=== Do this ===
Keep the pictures out of the copy and print all the entries below exactly.

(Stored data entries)
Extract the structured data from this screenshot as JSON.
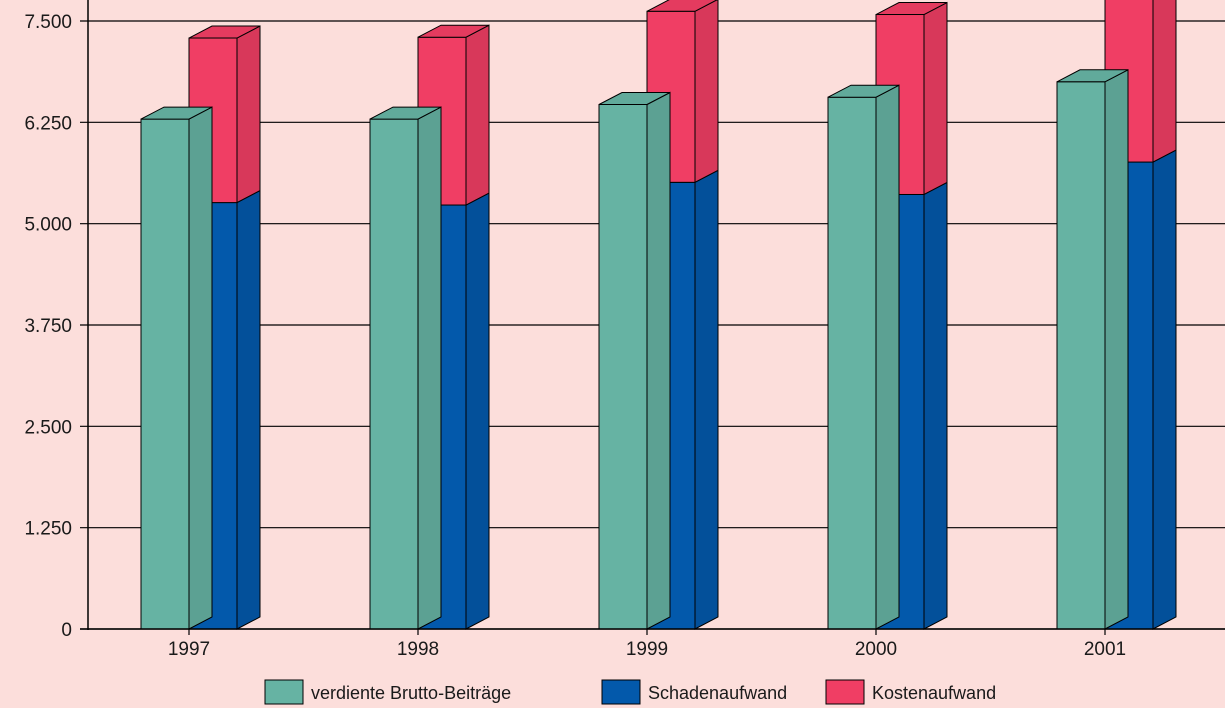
{
  "chart_data": {
    "type": "bar",
    "categories": [
      "1997",
      "1998",
      "1999",
      "2000",
      "2001"
    ],
    "ylim": [
      0,
      7500
    ],
    "yticks": [
      {
        "value": 0,
        "label": "0"
      },
      {
        "value": 1250,
        "label": "1.250"
      },
      {
        "value": 2500,
        "label": "2.500"
      },
      {
        "value": 3750,
        "label": "3.750"
      },
      {
        "value": 5000,
        "label": "5.000"
      },
      {
        "value": 6250,
        "label": "6.250"
      },
      {
        "value": 7500,
        "label": "7.500"
      }
    ],
    "grid": true,
    "legend_position": "bottom",
    "series": [
      {
        "name": "verdiente Brutto-Beiträge",
        "stack": "a",
        "color": "#66b3a3",
        "values": [
          6290,
          6290,
          6470,
          6560,
          6750
        ]
      },
      {
        "name": "Schadenaufwand",
        "stack": "b",
        "color": "#0359ab",
        "values": [
          5260,
          5230,
          5510,
          5360,
          5760
        ]
      },
      {
        "name": "Kostenaufwand",
        "stack": "b",
        "color": "#f03e64",
        "values": [
          2030,
          2070,
          2110,
          2220,
          2460
        ]
      }
    ]
  }
}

=== Answer to the task ===
Extract the structured data from this screenshot as JSON.
{
  "chart_data": {
    "type": "bar",
    "categories": [
      "1997",
      "1998",
      "1999",
      "2000",
      "2001"
    ],
    "ylim": [
      0,
      7500
    ],
    "yticks": [
      {
        "value": 0,
        "label": "0"
      },
      {
        "value": 1250,
        "label": "1.250"
      },
      {
        "value": 2500,
        "label": "2.500"
      },
      {
        "value": 3750,
        "label": "3.750"
      },
      {
        "value": 5000,
        "label": "5.000"
      },
      {
        "value": 6250,
        "label": "6.250"
      },
      {
        "value": 7500,
        "label": "7.500"
      }
    ],
    "grid": true,
    "legend_position": "bottom",
    "series": [
      {
        "name": "verdiente Brutto-Beiträge",
        "stack": "a",
        "color": "#66b3a3",
        "values": [
          6290,
          6290,
          6470,
          6560,
          6750
        ]
      },
      {
        "name": "Schadenaufwand",
        "stack": "b",
        "color": "#0359ab",
        "values": [
          5260,
          5230,
          5510,
          5360,
          5760
        ]
      },
      {
        "name": "Kostenaufwand",
        "stack": "b",
        "color": "#f03e64",
        "values": [
          2030,
          2070,
          2110,
          2220,
          2460
        ]
      }
    ]
  }
}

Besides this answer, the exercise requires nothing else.